:: Task statement ::
Can you quote the records below in full, word for word?

Stored records
- - - - -

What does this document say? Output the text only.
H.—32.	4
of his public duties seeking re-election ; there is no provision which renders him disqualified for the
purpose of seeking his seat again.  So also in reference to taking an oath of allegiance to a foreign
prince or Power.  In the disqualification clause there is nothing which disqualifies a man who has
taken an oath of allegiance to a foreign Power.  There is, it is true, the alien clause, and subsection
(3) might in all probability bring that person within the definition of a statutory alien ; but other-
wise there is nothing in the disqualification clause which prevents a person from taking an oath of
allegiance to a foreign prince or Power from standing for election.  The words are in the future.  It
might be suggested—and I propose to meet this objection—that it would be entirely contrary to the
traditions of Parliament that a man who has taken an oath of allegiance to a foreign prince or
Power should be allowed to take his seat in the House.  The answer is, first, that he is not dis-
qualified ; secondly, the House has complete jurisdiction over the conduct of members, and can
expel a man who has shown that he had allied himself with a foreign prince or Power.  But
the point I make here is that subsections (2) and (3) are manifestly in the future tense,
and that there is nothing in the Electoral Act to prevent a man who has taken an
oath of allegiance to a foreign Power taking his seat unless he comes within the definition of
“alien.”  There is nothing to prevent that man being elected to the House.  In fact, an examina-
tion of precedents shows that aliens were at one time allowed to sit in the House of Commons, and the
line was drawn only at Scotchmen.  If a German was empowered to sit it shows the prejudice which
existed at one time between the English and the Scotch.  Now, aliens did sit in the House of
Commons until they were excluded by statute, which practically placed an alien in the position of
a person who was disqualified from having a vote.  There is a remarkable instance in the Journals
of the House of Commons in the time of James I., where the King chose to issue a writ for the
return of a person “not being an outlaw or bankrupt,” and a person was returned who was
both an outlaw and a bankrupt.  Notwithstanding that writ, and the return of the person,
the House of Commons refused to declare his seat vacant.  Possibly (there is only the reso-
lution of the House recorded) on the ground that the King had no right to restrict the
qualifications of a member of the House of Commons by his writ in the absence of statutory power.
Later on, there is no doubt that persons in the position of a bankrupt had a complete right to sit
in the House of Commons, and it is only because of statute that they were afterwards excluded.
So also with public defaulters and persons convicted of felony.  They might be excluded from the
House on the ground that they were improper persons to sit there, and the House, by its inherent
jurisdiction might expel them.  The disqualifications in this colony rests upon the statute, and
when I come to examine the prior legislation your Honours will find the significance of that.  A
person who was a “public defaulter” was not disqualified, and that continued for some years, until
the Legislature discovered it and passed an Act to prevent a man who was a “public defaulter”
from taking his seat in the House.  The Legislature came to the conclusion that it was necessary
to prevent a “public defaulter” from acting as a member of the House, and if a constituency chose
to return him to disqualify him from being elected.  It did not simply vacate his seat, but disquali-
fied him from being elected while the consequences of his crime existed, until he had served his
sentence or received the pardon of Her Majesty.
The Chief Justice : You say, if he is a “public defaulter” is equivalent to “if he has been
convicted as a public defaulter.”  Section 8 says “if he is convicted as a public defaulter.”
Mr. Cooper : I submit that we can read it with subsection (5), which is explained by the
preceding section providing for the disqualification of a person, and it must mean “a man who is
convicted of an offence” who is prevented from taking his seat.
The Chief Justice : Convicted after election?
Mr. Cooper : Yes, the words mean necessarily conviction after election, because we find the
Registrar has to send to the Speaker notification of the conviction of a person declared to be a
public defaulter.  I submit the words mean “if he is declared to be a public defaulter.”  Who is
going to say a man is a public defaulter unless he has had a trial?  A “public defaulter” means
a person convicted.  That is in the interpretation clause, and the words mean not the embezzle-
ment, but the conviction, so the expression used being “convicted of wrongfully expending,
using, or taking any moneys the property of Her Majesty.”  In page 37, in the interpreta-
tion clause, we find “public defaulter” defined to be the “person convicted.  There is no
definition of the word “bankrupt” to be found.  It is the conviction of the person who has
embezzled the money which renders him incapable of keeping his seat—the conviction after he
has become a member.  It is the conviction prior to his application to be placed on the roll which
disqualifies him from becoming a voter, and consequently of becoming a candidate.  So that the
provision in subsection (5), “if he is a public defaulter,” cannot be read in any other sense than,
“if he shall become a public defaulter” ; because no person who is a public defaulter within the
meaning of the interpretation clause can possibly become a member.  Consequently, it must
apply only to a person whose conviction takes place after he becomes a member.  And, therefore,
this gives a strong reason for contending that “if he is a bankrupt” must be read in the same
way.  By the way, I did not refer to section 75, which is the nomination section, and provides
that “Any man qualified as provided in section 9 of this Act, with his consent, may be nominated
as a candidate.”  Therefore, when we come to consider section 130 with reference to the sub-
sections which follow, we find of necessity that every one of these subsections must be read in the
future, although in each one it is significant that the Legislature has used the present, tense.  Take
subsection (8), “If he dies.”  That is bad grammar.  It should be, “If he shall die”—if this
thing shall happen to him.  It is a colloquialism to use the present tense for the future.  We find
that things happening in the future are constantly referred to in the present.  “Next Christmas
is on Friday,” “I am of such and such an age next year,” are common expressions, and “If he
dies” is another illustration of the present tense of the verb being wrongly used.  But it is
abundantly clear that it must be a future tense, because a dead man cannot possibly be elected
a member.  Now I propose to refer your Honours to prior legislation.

- - - - -

:: Answer for this exercise ::
What does this document say? Output the text only.
H.—32.	4
of his public duties seeking re-election ; there is no provision which renders him disqualified for the
purpose of seeking his seat again.  So also in reference to taking an oath of allegiance to a foreign
prince or Power.  In the disqualification clause there is nothing which disqualifies a man who has
taken an oath of allegiance to a foreign Power.  There is, it is true, the alien clause, and subsection
(3) might in all probability bring that person within the definition of a statutory alien ; but other-
wise there is nothing in the disqualification clause which prevents a person from taking an oath of
allegiance to a foreign prince or Power from standing for election.  The words are in the future.  It
might be suggested—and I propose to meet this objection—that it would be entirely contrary to the
traditions of Parliament that a man who has taken an oath of allegiance to a foreign prince or
Power should be allowed to take his seat in the House.  The answer is, first, that he is not dis-
qualified ; secondly, the House has complete jurisdiction over the conduct of members, and can
expel a man who has shown that he had allied himself with a foreign prince or Power.  But
the point I make here is that subsections (2) and (3) are manifestly in the future tense,
and that there is nothing in the Electoral Act to prevent a man who has taken an
oath of allegiance to a foreign Power taking his seat unless he comes within the definition of
“alien.”  There is nothing to prevent that man being elected to the House.  In fact, an examina-
tion of precedents shows that aliens were at one time allowed to sit in the House of Commons, and the
line was drawn only at Scotchmen.  If a German was empowered to sit it shows the prejudice which
existed at one time between the English and the Scotch.  Now, aliens did sit in the House of
Commons until they were excluded by statute, which practically placed an alien in the position of
a person who was disqualified from having a vote.  There is a remarkable instance in the Journals
of the House of Commons in the time of James I., where the King chose to issue a writ for the
return of a person “not being an outlaw or bankrupt,” and a person was returned who was
both an outlaw and a bankrupt.  Notwithstanding that writ, and the return of the person,
the House of Commons refused to declare his seat vacant.  Possibly (there is only the reso-
lution of the House recorded) on the ground that the King had no right to restrict the
qualifications of a member of the House of Commons by his writ in the absence of statutory power.
Later on, there is no doubt that persons in the position of a bankrupt had a complete right to sit
in the House of Commons, and it is only because of statute that they were afterwards excluded.
So also with public defaulters and persons convicted of felony.  They might be excluded from the
House on the ground that they were improper persons to sit there, and the House, by its inherent
jurisdiction might expel them.  The disqualifications in this colony rests upon the statute, and
when I come to examine the prior legislation your Honours will find the significance of that.  A
person who was a “public defaulter” was not disqualified, and that continued for some years, until
the Legislature discovered it and passed an Act to prevent a man who was a “public defaulter”
from taking his seat in the House.  The Legislature came to the conclusion that it was necessary
to prevent a “public defaulter” from acting as a member of the House, and if a constituency chose
to return him to disqualify him from being elected.  It did not simply vacate his seat, but disquali-
fied him from being elected while the consequences of his crime existed, until he had served his
sentence or received the pardon of Her Majesty.
The Chief Justice : You say, if he is a “public defaulter” is equivalent to “if he has been
convicted as a public defaulter.”  Section 8 says “if he is convicted as a public defaulter.”
Mr. Cooper : I submit that we can read it with subsection (5), which is explained by the
preceding section providing for the disqualification of a person, and it must mean “a man who is
convicted of an offence” who is prevented from taking his seat.
The Chief Justice : Convicted after election?
Mr. Cooper : Yes, the words mean necessarily conviction after election, because we find the
Registrar has to send to the Speaker notification of the conviction of a person declared to be a
public defaulter.  I submit the words mean “if he is declared to be a public defaulter.”  Who is
going to say a man is a public defaulter unless he has had a trial?  A “public defaulter” means
a person convicted.  That is in the interpretation clause, and the words mean not the embezzle-
ment, but the conviction, so the expression used being “convicted of wrongfully expending,
using, or taking any moneys the property of Her Majesty.”  In page 37, in the interpreta-
tion clause, we find “public defaulter” defined to be the “person convicted.  There is no
definition of the word “bankrupt” to be found.  It is the conviction of the person who has
embezzled the money which renders him incapable of keeping his seat—the conviction after he
has become a member.  It is the conviction prior to his application to be placed on the roll which
disqualifies him from becoming a voter, and consequently of becoming a candidate.  So that the
provision in subsection (5), “if he is a public defaulter,” cannot be read in any other sense than,
“if he shall become a public defaulter” ; because no person who is a public defaulter within the
meaning of the interpretation clause can possibly become a member.  Consequently, it must
apply only to a person whose conviction takes place after he becomes a member.  And, therefore,
this gives a strong reason for contending that “if he is a bankrupt” must be read in the same
way.  By the way, I did not refer to section 75, which is the nomination section, and provides
that “Any man qualified as provided in section 9 of this Act, with his consent, may be nominated
as a candidate.”  Therefore, when we come to consider section 130 with reference to the sub-
sections which follow, we find of necessity that every one of these subsections must be read in the
future, although in each one it is significant that the Legislature has used the present, tense.  Take
subsection (8), “If he dies.”  That is bad grammar.  It should be, “If he shall die”—if this
thing shall happen to him.  It is a colloquialism to use the present tense for the future.  We find
that things happening in the future are constantly referred to in the present.  “Next Christmas
is on Friday,” “I am of such and such an age next year,” are common expressions, and “If he
dies” is another illustration of the present tense of the verb being wrongly used.  But it is
abundantly clear that it must be a future tense, because a dead man cannot possibly be elected
a member.  Now I propose to refer your Honours to prior legislation.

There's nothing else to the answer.